- Brief
Every line of the entries below that mentions "labeled" is to be copied out.

- - -

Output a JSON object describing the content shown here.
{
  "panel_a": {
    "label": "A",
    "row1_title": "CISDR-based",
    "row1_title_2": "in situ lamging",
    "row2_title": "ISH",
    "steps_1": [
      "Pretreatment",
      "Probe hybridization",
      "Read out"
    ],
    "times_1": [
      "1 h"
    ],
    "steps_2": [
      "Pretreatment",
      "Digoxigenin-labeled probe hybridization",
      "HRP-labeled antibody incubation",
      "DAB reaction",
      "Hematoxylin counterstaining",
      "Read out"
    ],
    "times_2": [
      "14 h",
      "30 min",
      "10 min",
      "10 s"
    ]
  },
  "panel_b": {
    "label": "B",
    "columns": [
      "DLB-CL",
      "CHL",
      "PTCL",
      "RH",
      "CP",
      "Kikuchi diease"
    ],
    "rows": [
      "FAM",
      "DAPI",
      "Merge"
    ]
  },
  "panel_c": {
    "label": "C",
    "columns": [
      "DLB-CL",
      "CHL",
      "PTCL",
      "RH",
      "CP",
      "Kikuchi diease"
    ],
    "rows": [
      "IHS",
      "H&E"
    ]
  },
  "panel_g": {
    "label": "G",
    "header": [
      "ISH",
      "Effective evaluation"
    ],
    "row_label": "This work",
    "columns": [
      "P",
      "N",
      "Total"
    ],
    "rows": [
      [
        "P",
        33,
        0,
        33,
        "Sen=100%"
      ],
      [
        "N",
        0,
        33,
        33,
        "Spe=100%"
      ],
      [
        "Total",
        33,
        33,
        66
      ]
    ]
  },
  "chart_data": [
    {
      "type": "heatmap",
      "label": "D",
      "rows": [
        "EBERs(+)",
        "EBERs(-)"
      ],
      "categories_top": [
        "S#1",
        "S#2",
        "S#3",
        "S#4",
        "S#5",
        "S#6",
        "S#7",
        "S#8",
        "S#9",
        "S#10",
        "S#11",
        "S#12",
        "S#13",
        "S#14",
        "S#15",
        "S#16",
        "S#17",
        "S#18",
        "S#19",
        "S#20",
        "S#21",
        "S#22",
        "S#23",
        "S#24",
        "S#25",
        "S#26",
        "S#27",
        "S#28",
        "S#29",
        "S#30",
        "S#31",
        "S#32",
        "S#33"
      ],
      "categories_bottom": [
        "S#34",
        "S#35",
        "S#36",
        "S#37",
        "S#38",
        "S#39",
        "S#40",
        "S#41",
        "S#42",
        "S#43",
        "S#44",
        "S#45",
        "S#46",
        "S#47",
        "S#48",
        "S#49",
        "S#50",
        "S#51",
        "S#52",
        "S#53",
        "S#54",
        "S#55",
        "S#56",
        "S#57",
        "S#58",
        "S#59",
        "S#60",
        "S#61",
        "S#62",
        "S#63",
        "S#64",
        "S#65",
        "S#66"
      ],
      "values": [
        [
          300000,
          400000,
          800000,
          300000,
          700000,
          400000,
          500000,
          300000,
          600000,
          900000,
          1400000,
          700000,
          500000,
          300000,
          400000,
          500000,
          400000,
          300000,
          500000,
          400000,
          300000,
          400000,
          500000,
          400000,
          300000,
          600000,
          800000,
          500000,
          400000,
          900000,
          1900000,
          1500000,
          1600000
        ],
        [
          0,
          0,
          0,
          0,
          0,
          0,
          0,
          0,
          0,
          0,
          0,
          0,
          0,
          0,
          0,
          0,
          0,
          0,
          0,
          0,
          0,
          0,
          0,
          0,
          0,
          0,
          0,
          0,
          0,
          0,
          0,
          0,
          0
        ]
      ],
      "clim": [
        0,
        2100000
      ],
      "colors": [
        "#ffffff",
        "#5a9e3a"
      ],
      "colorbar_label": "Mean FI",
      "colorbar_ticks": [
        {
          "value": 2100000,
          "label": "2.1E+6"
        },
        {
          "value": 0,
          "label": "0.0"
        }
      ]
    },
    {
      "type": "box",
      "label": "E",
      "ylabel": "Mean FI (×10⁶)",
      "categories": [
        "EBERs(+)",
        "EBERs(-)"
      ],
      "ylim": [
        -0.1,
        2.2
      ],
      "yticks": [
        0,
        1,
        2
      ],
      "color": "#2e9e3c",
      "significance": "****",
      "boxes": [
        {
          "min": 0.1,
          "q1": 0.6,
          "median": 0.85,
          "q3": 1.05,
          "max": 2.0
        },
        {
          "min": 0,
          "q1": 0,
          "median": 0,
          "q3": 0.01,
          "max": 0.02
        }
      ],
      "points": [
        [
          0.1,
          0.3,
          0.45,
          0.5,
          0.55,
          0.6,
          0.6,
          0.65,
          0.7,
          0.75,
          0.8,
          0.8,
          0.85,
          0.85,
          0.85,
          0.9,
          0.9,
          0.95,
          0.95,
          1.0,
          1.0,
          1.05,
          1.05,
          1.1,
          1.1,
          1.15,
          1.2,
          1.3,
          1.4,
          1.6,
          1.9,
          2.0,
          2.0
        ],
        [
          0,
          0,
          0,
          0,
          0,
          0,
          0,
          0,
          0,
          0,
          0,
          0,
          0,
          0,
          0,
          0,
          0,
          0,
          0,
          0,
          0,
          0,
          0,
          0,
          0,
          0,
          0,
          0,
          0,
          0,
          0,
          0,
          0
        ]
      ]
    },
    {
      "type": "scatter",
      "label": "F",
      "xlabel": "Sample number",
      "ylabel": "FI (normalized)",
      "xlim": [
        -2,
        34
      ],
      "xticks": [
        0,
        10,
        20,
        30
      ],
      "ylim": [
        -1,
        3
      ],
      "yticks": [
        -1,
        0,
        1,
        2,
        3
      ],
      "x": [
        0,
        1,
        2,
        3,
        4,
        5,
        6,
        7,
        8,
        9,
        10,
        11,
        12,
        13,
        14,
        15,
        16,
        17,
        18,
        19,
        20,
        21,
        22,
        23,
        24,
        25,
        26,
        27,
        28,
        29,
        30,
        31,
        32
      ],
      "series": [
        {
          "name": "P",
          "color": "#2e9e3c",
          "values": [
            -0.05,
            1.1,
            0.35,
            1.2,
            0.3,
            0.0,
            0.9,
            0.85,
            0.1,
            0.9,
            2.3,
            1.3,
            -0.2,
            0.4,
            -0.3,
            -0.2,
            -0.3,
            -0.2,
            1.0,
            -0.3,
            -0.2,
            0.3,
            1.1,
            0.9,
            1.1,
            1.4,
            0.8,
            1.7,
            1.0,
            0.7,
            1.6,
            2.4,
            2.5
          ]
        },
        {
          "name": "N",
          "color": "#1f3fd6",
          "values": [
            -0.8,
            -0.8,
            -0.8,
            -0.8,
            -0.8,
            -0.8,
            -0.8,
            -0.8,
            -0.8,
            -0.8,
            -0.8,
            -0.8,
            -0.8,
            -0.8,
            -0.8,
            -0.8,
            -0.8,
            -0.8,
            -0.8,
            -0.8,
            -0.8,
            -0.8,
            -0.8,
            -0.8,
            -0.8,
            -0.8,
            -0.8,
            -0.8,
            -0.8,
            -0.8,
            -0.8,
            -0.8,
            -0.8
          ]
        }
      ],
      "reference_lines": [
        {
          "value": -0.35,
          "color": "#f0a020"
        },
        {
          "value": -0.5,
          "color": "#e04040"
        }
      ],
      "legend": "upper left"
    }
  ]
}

- - -

- Solution
      "Digoxigenin-labeled probe hybridization",
      "HRP-labeled antibody incubation",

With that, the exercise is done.